* Recorded data *
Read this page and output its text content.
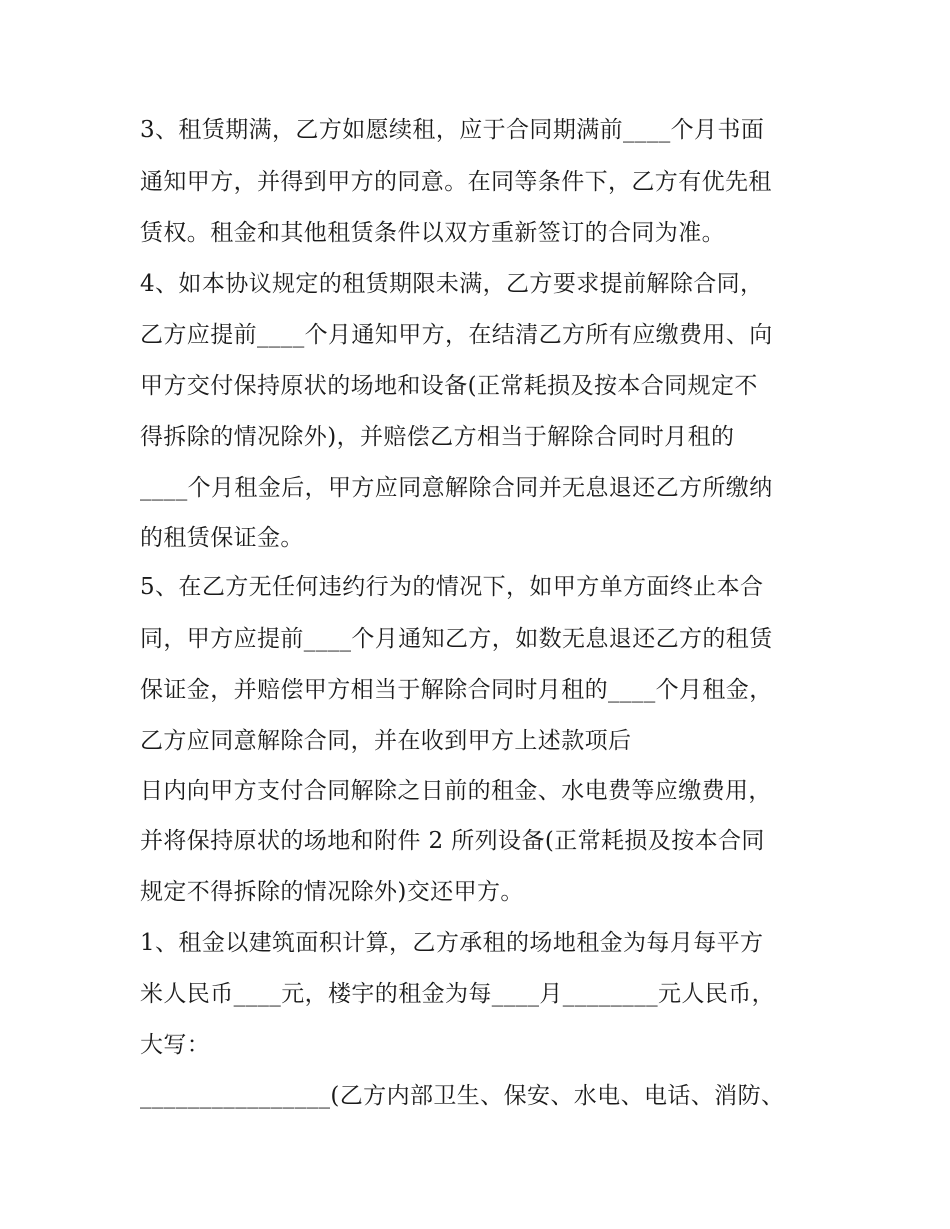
3、租赁期满，乙方如愿续租，应于合同期满前____个月书面
通知甲方，并得到甲方的同意。在同等条件下，乙方有优先租
赁权。租金和其他租赁条件以双方重新签订的合同为准。
4、如本协议规定的租赁期限未满，乙方要求提前解除合同，
乙方应提前____个月通知甲方，在结清乙方所有应缴费用、向
甲方交付保持原状的场地和设备(正常耗损及按本合同规定不
得拆除的情况除外)，并赔偿乙方相当于解除合同时月租的
____个月租金后，甲方应同意解除合同并无息退还乙方所缴纳
的租赁保证金。
5、在乙方无任何违约行为的情况下，如甲方单方面终止本合
同，甲方应提前____个月通知乙方，如数无息退还乙方的租赁
保证金，并赔偿甲方相当于解除合同时月租的____个月租金，
乙方应同意解除合同，并在收到甲方上述款项后
日内向甲方支付合同解除之日前的租金、水电费等应缴费用，
并将保持原状的场地和附件 2 所列设备(正常耗损及按本合同
规定不得拆除的情况除外)交还甲方。
1、租金以建筑面积计算，乙方承租的场地租金为每月每平方
米人民币____元，楼宇的租金为每____月________元人民币，
大写：
________________(乙方内部卫生、保安、水电、电话、消防、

* Task directions *
Your job is to transcribe the entries above exactly; skip the pictures.

* Exercise response *
Read this page and output its text content.
3、租赁期满，乙方如愿续租，应于合同期满前____个月书面
通知甲方，并得到甲方的同意。在同等条件下，乙方有优先租
赁权。租金和其他租赁条件以双方重新签订的合同为准。
4、如本协议规定的租赁期限未满，乙方要求提前解除合同，
乙方应提前____个月通知甲方，在结清乙方所有应缴费用、向
甲方交付保持原状的场地和设备(正常耗损及按本合同规定不
得拆除的情况除外)，并赔偿乙方相当于解除合同时月租的
____个月租金后，甲方应同意解除合同并无息退还乙方所缴纳
的租赁保证金。
5、在乙方无任何违约行为的情况下，如甲方单方面终止本合
同，甲方应提前____个月通知乙方，如数无息退还乙方的租赁
保证金，并赔偿甲方相当于解除合同时月租的____个月租金，
乙方应同意解除合同，并在收到甲方上述款项后
日内向甲方支付合同解除之日前的租金、水电费等应缴费用，
并将保持原状的场地和附件 2 所列设备(正常耗损及按本合同
规定不得拆除的情况除外)交还甲方。
1、租金以建筑面积计算，乙方承租的场地租金为每月每平方
米人民币____元，楼宇的租金为每____月________元人民币，
大写：
________________(乙方内部卫生、保安、水电、电话、消防、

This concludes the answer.